>> Begin Material provided
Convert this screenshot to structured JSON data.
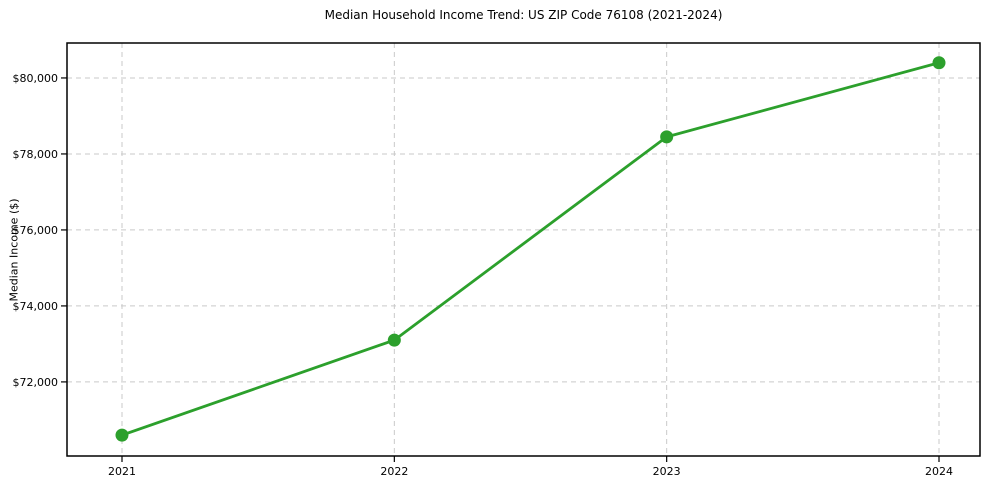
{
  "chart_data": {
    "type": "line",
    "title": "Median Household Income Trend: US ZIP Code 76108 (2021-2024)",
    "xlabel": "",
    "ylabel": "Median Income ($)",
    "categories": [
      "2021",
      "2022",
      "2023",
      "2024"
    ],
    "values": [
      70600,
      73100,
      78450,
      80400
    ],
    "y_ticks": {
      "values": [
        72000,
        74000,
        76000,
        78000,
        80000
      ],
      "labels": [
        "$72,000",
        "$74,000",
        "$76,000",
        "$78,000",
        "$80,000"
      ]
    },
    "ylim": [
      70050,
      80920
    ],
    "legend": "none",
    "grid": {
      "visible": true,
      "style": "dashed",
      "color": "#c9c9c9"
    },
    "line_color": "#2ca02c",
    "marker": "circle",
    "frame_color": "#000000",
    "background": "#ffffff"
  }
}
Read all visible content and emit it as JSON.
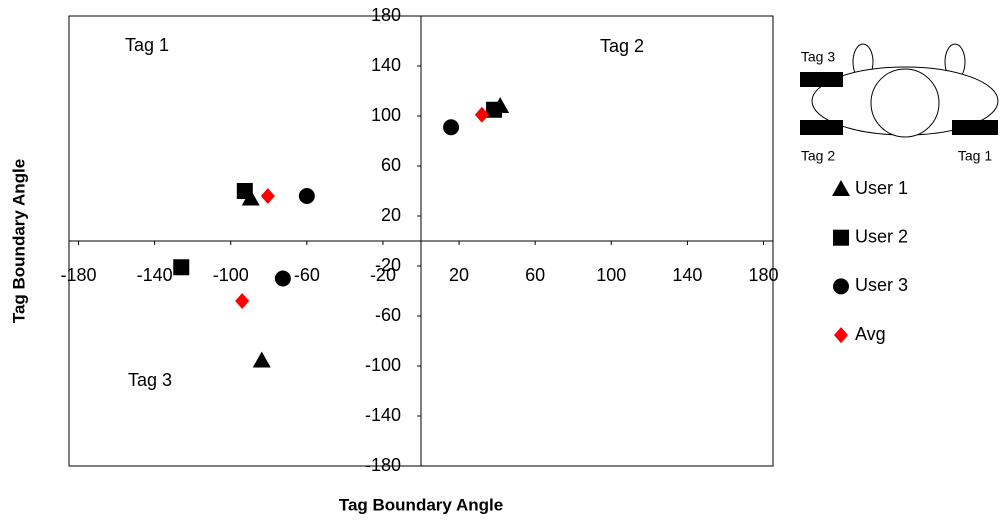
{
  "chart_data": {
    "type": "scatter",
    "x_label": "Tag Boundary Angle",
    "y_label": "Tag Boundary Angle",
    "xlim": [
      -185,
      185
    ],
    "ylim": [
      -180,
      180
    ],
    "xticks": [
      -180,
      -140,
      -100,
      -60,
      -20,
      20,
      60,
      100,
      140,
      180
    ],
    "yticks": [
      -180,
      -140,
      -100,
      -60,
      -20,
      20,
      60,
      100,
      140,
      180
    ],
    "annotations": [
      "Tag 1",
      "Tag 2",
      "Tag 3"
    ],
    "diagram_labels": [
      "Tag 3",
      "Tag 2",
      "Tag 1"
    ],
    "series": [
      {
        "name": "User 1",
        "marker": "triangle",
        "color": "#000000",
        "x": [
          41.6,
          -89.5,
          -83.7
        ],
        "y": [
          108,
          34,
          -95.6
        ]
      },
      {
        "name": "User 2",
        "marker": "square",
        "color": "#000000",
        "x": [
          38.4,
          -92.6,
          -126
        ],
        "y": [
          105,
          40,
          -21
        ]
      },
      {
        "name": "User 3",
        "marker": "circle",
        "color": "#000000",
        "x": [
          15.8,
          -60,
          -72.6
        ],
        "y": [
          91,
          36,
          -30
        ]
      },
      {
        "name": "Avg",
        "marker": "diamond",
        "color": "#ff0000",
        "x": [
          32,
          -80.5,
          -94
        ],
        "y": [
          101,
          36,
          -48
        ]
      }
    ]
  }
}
>> End Material provided
**Exercise requirements:** Every line above should be returned exactly; the pictures stay out.

**The response:**
Convert this screenshot to structured JSON data.
{
  "chart_data": {
    "type": "line",
    "title": "Median Household Income Trend: US ZIP Code 76108 (2021-2024)",
    "xlabel": "",
    "ylabel": "Median Income ($)",
    "categories": [
      "2021",
      "2022",
      "2023",
      "2024"
    ],
    "values": [
      70600,
      73100,
      78450,
      80400
    ],
    "y_ticks": {
      "values": [
        72000,
        74000,
        76000,
        78000,
        80000
      ],
      "labels": [
        "$72,000",
        "$74,000",
        "$76,000",
        "$78,000",
        "$80,000"
      ]
    },
    "ylim": [
      70050,
      80920
    ],
    "legend": "none",
    "grid": {
      "visible": true,
      "style": "dashed",
      "color": "#c9c9c9"
    },
    "line_color": "#2ca02c",
    "marker": "circle",
    "frame_color": "#000000",
    "background": "#ffffff"
  }
}
Read all visible content and emit it as JSON.
{
  "chart_data": {
    "type": "scatter",
    "x_label": "Tag Boundary Angle",
    "y_label": "Tag Boundary Angle",
    "xlim": [
      -185,
      185
    ],
    "ylim": [
      -180,
      180
    ],
    "xticks": [
      -180,
      -140,
      -100,
      -60,
      -20,
      20,
      60,
      100,
      140,
      180
    ],
    "yticks": [
      -180,
      -140,
      -100,
      -60,
      -20,
      20,
      60,
      100,
      140,
      180
    ],
    "annotations": [
      "Tag 1",
      "Tag 2",
      "Tag 3"
    ],
    "diagram_labels": [
      "Tag 3",
      "Tag 2",
      "Tag 1"
    ],
    "series": [
      {
        "name": "User 1",
        "marker": "triangle",
        "color": "#000000",
        "x": [
          41.6,
          -89.5,
          -83.7
        ],
        "y": [
          108,
          34,
          -95.6
        ]
      },
      {
        "name": "User 2",
        "marker": "square",
        "color": "#000000",
        "x": [
          38.4,
          -92.6,
          -126
        ],
        "y": [
          105,
          40,
          -21
        ]
      },
      {
        "name": "User 3",
        "marker": "circle",
        "color": "#000000",
        "x": [
          15.8,
          -60,
          -72.6
        ],
        "y": [
          91,
          36,
          -30
        ]
      },
      {
        "name": "Avg",
        "marker": "diamond",
        "color": "#ff0000",
        "x": [
          32,
          -80.5,
          -94
        ],
        "y": [
          101,
          36,
          -48
        ]
      }
    ]
  }
}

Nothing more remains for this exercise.